| Exercise requirements |
1. Repeat the passage from "For it is our" through "quite flawed insides.", swapping "Pharisees" for "scribes".
2. Answer these questions on the passage:
(a) According to the passage, what is of concern to Jesus?
(b) Which book is the Epistle reading from?
(c) How is Peter Rhea Jones described?

| Quoted passage |
==============================

For it is our insides – our thoughts, words, and deeds, which are of concern to Jesus, and he has no problem naming a few handfuls of examples of ways we live out our own selfish desires. Ways that we live out our desires that serve to separate us from God – ways that are solely, our OWN doing. Like the Pharisees, we worry about how something “looks” from the outside….perhaps spending more of our energy and chatter on our judgment of how things may appear. We lament the state of the world today (thinking and saying things like…kids these days, or bemoaning the behavior of government officials, or arguing about whether taking a knee is appropriate during the national anthem)….we take dangerous risks when we focus on someone else’s outsides instead of our very own and often quite flawed insides.
“You must understand this, my beloved; let everyone be quick to listen, slow to speak, slow to anger; for your anger does not produce God’s righteousness.” These words from our Epistle reading today from the book of James exhort us to action, to “be doers of the word, and not merely hearers who deceive themselves.” Peter Rhea Jones, a Baptist pastor and seminary professor remarks that we as Christians would do well to eschew the “deception of passive faith,” as we cast our eyes toward how OTHERS should be behaving rather than standing and carefully examining our OWN selves in the reflection in the mirror. Who are we….really? Who are we reflecting in our life and work? To whom do we belong? And if we KNOW whose we are, then what are we called to do and who are we called to become?

==============================

| Dataset |
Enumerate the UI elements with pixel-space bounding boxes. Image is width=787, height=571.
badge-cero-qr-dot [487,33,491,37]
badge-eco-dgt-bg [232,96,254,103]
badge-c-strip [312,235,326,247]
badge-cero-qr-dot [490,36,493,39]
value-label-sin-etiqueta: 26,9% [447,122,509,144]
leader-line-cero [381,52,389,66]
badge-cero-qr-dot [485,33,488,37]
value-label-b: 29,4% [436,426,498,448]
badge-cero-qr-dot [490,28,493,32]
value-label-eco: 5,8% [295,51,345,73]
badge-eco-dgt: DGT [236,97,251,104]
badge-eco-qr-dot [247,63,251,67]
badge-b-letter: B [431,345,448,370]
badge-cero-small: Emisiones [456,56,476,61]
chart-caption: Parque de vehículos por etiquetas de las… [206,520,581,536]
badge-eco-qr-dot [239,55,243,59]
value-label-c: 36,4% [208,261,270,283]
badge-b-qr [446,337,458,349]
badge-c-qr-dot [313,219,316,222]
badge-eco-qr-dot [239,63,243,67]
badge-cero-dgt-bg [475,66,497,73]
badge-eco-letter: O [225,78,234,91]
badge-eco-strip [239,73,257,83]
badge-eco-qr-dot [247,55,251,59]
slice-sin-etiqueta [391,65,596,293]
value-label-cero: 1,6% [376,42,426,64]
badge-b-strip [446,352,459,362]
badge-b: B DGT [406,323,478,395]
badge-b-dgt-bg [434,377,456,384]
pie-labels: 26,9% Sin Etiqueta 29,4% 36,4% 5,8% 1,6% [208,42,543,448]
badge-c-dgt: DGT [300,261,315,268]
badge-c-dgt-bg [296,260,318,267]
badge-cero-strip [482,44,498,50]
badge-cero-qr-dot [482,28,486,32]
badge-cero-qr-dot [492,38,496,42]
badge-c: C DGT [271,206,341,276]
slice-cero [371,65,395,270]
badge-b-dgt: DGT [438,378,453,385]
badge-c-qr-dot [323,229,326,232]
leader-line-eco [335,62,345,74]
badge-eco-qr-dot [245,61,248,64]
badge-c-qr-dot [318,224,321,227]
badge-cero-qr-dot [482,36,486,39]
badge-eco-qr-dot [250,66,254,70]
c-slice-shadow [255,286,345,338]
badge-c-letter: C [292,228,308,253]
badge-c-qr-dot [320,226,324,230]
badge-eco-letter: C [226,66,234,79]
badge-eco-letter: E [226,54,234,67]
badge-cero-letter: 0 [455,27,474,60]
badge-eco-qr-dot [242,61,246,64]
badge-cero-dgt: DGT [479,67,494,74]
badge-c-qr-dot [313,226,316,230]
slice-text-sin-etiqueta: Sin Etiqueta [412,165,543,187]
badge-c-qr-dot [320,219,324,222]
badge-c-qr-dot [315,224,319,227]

==============================

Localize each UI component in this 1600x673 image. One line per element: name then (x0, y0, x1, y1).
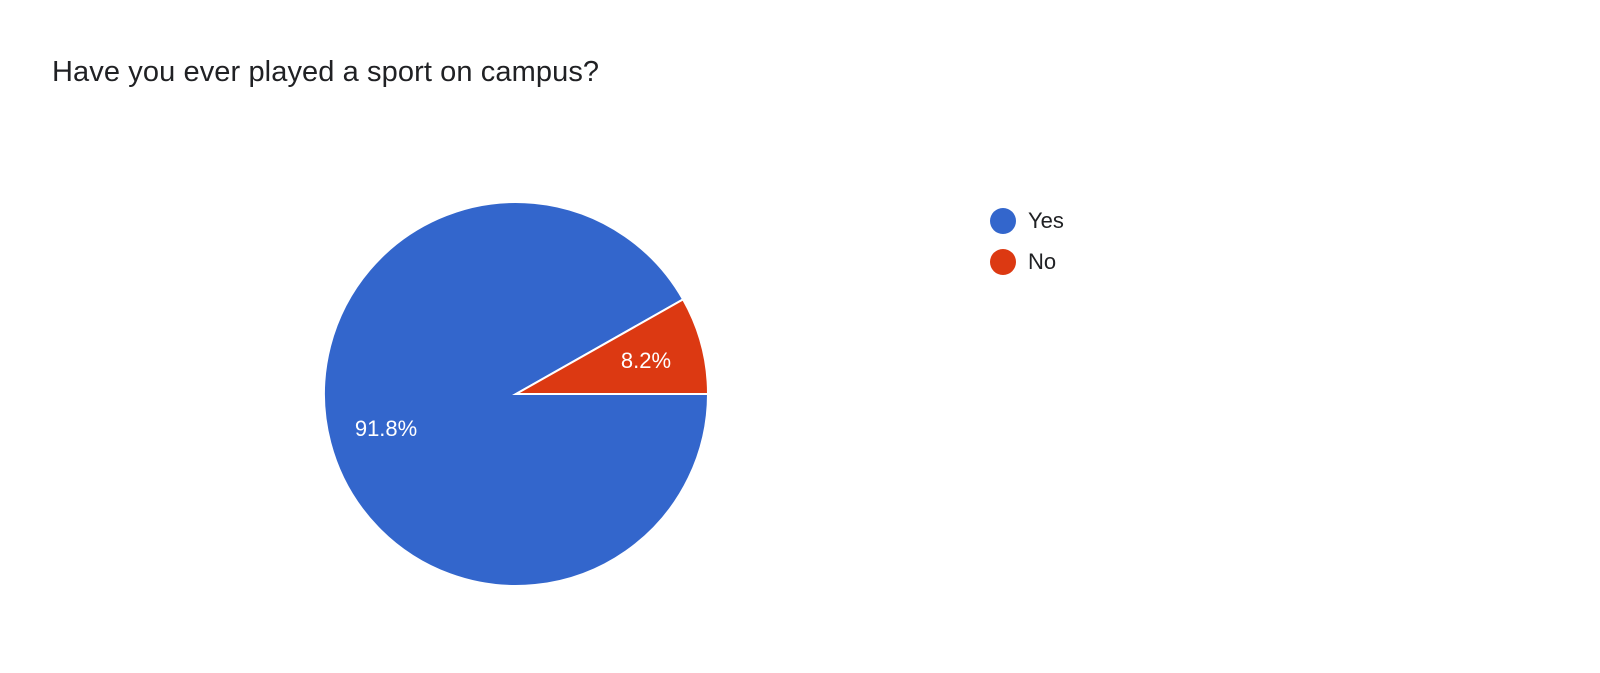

==============================

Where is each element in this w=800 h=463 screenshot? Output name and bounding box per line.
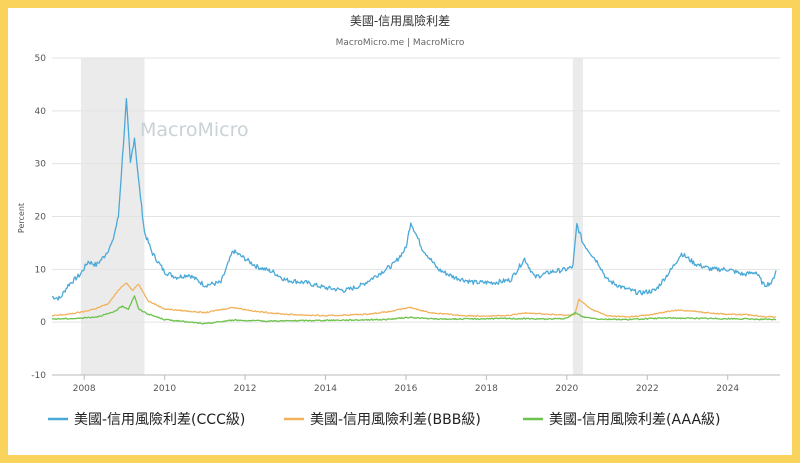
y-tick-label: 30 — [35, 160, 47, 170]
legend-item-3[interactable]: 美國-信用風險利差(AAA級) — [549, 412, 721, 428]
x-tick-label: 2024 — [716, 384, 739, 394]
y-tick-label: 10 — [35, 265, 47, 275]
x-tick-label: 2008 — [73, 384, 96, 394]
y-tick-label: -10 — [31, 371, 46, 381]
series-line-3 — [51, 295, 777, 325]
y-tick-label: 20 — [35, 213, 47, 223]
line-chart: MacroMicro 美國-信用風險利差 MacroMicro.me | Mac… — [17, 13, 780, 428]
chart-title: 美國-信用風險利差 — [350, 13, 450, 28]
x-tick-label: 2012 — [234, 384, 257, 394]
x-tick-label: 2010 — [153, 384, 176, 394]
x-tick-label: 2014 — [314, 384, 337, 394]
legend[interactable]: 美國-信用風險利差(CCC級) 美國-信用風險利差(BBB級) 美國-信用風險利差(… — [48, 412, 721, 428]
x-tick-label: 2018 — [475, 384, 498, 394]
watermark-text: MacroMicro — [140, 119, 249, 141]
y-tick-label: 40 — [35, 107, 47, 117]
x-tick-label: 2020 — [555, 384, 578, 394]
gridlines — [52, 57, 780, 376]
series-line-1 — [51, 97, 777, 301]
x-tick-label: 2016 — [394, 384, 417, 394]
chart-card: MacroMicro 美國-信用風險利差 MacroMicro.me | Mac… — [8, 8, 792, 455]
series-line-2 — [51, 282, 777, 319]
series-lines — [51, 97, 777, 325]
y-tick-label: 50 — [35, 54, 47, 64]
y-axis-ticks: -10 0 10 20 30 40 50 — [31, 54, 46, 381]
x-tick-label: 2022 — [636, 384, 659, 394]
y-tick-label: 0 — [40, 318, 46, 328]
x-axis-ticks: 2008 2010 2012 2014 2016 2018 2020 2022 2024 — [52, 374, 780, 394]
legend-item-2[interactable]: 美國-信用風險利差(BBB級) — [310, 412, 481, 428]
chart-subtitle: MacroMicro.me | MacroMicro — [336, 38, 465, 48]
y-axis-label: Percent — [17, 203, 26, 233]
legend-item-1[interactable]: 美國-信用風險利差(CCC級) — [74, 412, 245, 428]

==============================

| Answers to the tasks |
1.
For it is our insides – our thoughts, words, and deeds, which are of concern to Jesus, and he has no problem naming a few handfuls of examples of ways we live out our own selfish desires. Ways that we live out our desires that serve to separate us from God – ways that are solely, our OWN doing. Like the scribes, we worry about how something “looks” from the outside….perhaps spending more of our energy and chatter on our judgment of how things may appear. We lament the state of the world today (thinking and saying things like…kids these days, or bemoaning the behavior of government officials, or arguing about whether taking a knee is appropriate during the national anthem)….we take dangerous risks when we focus on someone else’s outsides instead of our very own and often quite flawed insides.

2.
(a) Our insides: our thoughts, words, and deeds.
(b) The book of James.
(c) As a Baptist pastor and seminary professor.